- [Directions for this task] Can you copy out every line of the material below word for word, leaving out the pictures?

- [Working data]
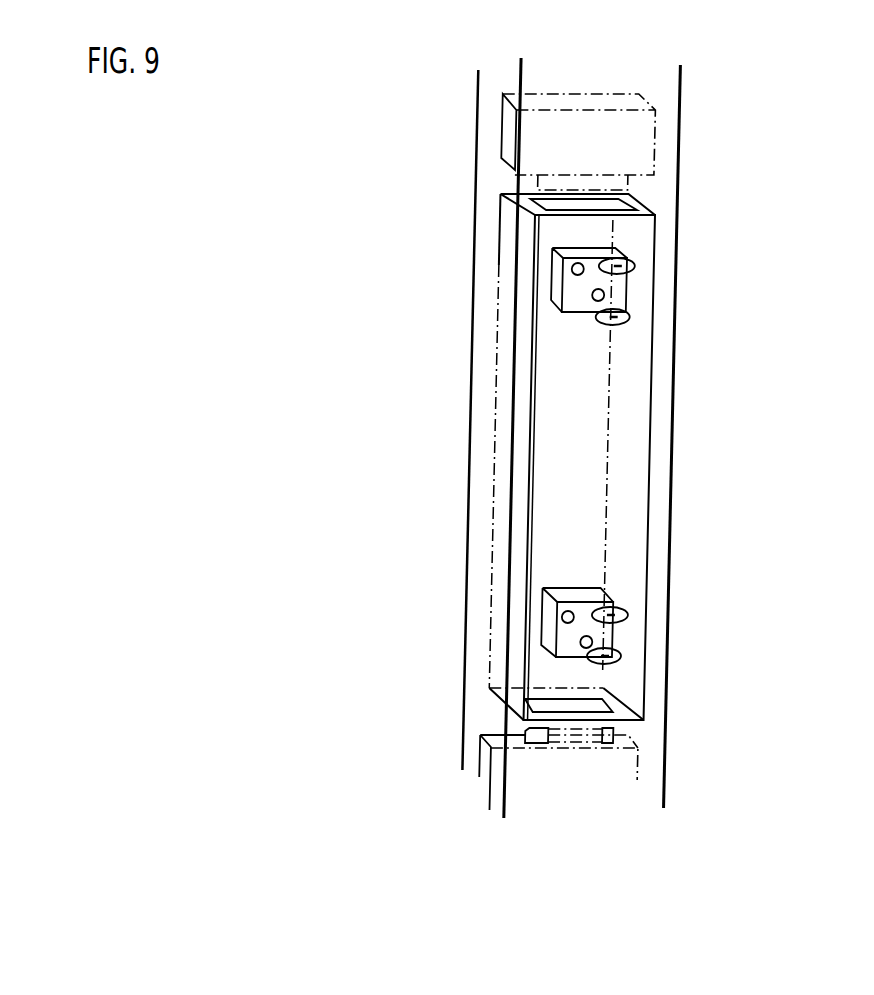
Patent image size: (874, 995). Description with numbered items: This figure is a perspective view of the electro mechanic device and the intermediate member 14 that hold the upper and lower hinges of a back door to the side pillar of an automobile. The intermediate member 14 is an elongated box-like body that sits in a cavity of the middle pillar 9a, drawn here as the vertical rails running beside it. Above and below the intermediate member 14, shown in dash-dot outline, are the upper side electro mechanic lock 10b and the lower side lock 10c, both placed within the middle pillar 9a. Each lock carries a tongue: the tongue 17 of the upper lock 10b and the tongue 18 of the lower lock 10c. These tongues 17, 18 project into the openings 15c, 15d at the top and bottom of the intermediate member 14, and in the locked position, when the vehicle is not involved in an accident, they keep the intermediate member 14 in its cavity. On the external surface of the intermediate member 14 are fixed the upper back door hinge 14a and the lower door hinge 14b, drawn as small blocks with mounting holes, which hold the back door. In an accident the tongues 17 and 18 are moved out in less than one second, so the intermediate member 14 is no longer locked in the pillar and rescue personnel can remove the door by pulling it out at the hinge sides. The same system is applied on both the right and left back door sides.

The middle pillar 9a is at (660, 76).
The upper side electro mechanic lock 10b is at (595, 122).
The lower side lock 10c is at (621, 768).
The intermediate member 14 is at (580, 438).
The upper back door hinge 14a is at (607, 280).
The lower door hinge 14b is at (600, 627).
The upper opening 15c is at (557, 207).
The lower opening 15d is at (580, 702).
The tongue 17 is at (585, 178).
The tongue 18 is at (549, 742).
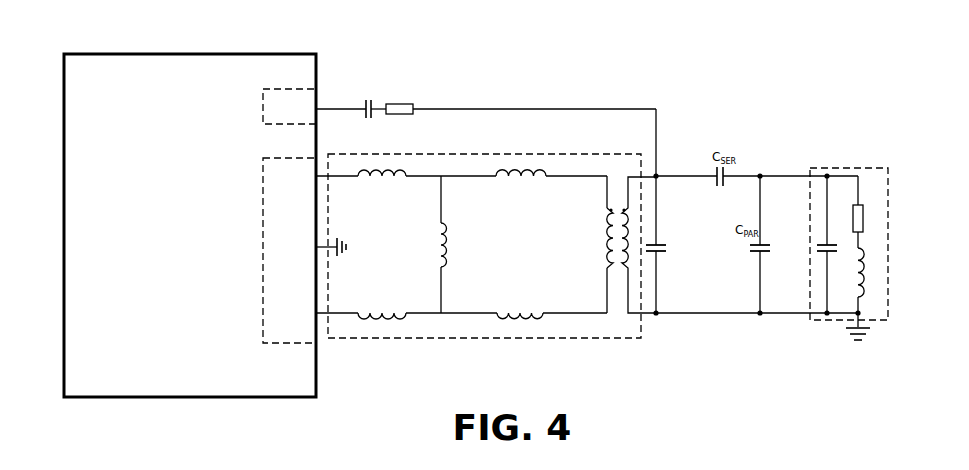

- [Response]
Patent image size: (874, 995). Description with numbered items: This figure is a perspective view of the electro mechanic device and the intermediate member 14 that hold the upper and lower hinges of a back door to the side pillar of an automobile. The intermediate member 14 is an elongated box-like body that sits in a cavity of the middle pillar 9a, drawn here as the vertical rails running beside it. Above and below the intermediate member 14, shown in dash-dot outline, are the upper side electro mechanic lock 10b and the lower side lock 10c, both placed within the middle pillar 9a. Each lock carries a tongue: the tongue 17 of the upper lock 10b and the tongue 18 of the lower lock 10c. These tongues 17, 18 project into the openings 15c, 15d at the top and bottom of the intermediate member 14, and in the locked position, when the vehicle is not involved in an accident, they keep the intermediate member 14 in its cavity. On the external surface of the intermediate member 14 are fixed the upper back door hinge 14a and the lower door hinge 14b, drawn as small blocks with mounting holes, which hold the back door. In an accident the tongues 17 and 18 are moved out in less than one second, so the intermediate member 14 is no longer locked in the pillar and rescue personnel can remove the door by pulling it out at the hinge sides. The same system is applied on both the right and left back door sides.

The middle pillar 9a is at (660, 76).
The upper side electro mechanic lock 10b is at (595, 122).
The lower side lock 10c is at (621, 768).
The intermediate member 14 is at (580, 438).
The upper back door hinge 14a is at (607, 280).
The lower door hinge 14b is at (600, 627).
The upper opening 15c is at (557, 207).
The lower opening 15d is at (580, 702).
The tongue 17 is at (585, 178).
The tongue 18 is at (549, 742).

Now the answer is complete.